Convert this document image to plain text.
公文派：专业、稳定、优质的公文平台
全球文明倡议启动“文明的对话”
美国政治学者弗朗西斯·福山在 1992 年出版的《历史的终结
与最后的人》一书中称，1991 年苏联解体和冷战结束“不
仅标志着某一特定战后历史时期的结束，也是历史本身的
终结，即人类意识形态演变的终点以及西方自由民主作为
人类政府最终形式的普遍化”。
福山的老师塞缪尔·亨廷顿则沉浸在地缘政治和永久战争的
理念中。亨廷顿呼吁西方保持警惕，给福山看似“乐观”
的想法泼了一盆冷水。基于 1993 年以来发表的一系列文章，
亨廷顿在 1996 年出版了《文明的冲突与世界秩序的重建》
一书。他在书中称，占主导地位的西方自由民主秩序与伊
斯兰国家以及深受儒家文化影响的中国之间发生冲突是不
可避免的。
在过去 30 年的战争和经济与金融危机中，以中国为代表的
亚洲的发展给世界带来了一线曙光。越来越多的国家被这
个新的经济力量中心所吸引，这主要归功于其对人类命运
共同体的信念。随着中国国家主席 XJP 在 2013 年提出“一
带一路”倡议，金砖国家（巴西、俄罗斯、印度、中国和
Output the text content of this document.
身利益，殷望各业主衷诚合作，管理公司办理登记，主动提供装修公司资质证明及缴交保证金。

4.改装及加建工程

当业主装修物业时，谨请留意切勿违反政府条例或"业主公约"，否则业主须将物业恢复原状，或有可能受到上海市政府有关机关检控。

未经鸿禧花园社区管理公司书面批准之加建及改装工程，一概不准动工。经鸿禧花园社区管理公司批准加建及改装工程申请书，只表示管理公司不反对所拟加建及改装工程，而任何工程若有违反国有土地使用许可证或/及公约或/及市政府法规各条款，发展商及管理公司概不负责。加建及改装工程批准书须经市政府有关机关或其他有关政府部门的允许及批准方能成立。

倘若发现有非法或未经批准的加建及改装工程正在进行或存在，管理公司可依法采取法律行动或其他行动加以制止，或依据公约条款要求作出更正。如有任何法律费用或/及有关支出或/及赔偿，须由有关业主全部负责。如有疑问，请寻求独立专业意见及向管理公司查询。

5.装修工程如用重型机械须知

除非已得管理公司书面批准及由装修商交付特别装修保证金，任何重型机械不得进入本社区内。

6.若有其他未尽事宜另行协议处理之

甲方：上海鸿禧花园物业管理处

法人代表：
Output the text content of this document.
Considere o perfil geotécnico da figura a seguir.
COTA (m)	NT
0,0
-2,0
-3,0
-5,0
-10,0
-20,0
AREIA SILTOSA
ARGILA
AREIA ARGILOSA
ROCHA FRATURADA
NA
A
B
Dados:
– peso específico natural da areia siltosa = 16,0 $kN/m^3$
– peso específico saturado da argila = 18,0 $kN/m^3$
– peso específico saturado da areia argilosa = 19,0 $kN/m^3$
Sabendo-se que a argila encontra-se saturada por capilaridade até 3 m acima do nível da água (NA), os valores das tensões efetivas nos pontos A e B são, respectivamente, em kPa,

Instruction
What do the records say? Quote them all exactly.

Result of the task
Convert this document image to plain text.
公文派：专业、稳定、优质的公文平台
全球文明倡议启动“文明的对话”
美国政治学者弗朗西斯·福山在 1992 年出版的《历史的终结
与最后的人》一书中称，1991 年苏联解体和冷战结束“不
仅标志着某一特定战后历史时期的结束，也是历史本身的
终结，即人类意识形态演变的终点以及西方自由民主作为
人类政府最终形式的普遍化”。
福山的老师塞缪尔·亨廷顿则沉浸在地缘政治和永久战争的
理念中。亨廷顿呼吁西方保持警惕，给福山看似“乐观”
的想法泼了一盆冷水。基于 1993 年以来发表的一系列文章，
亨廷顿在 1996 年出版了《文明的冲突与世界秩序的重建》
一书。他在书中称，占主导地位的西方自由民主秩序与伊
斯兰国家以及深受儒家文化影响的中国之间发生冲突是不
可避免的。
在过去 30 年的战争和经济与金融危机中，以中国为代表的
亚洲的发展给世界带来了一线曙光。越来越多的国家被这
个新的经济力量中心所吸引，这主要归功于其对人类命运
共同体的信念。随着中国国家主席 XJP 在 2013 年提出“一
带一路”倡议，金砖国家（巴西、俄罗斯、印度、中国和
Output the text content of this document.
身利益，殷望各业主衷诚合作，管理公司办理登记，主动提供装修公司资质证明及缴交保证金。

4.改装及加建工程

当业主装修物业时，谨请留意切勿违反政府条例或"业主公约"，否则业主须将物业恢复原状，或有可能受到上海市政府有关机关检控。

未经鸿禧花园社区管理公司书面批准之加建及改装工程，一概不准动工。经鸿禧花园社区管理公司批准加建及改装工程申请书，只表示管理公司不反对所拟加建及改装工程，而任何工程若有违反国有土地使用许可证或/及公约或/及市政府法规各条款，发展商及管理公司概不负责。加建及改装工程批准书须经市政府有关机关或其他有关政府部门的允许及批准方能成立。

倘若发现有非法或未经批准的加建及改装工程正在进行或存在，管理公司可依法采取法律行动或其他行动加以制止，或依据公约条款要求作出更正。如有任何法律费用或/及有关支出或/及赔偿，须由有关业主全部负责。如有疑问，请寻求独立专业意见及向管理公司查询。

5.装修工程如用重型机械须知

除非已得管理公司书面批准及由装修商交付特别装修保证金，任何重型机械不得进入本社区内。

6.若有其他未尽事宜另行协议处理之

甲方：上海鸿禧花园物业管理处

法人代表：
Output the text content of this document.
Considere o perfil geotécnico da figura a seguir.
COTA (m)	NT
0,0
-2,0
-3,0
-5,0
-10,0
-20,0
AREIA SILTOSA
ARGILA
AREIA ARGILOSA
ROCHA FRATURADA
NA
A
B
Dados:
– peso específico natural da areia siltosa = 16,0 $kN/m^3$
– peso específico saturado da argila = 18,0 $kN/m^3$
– peso específico saturado da areia argilosa = 19,0 $kN/m^3$
Sabendo-se que a argila encontra-se saturada por capilaridade até 3 m acima do nível da água (NA), os valores das tensões efetivas nos pontos A e B são, respectivamente, em kPa,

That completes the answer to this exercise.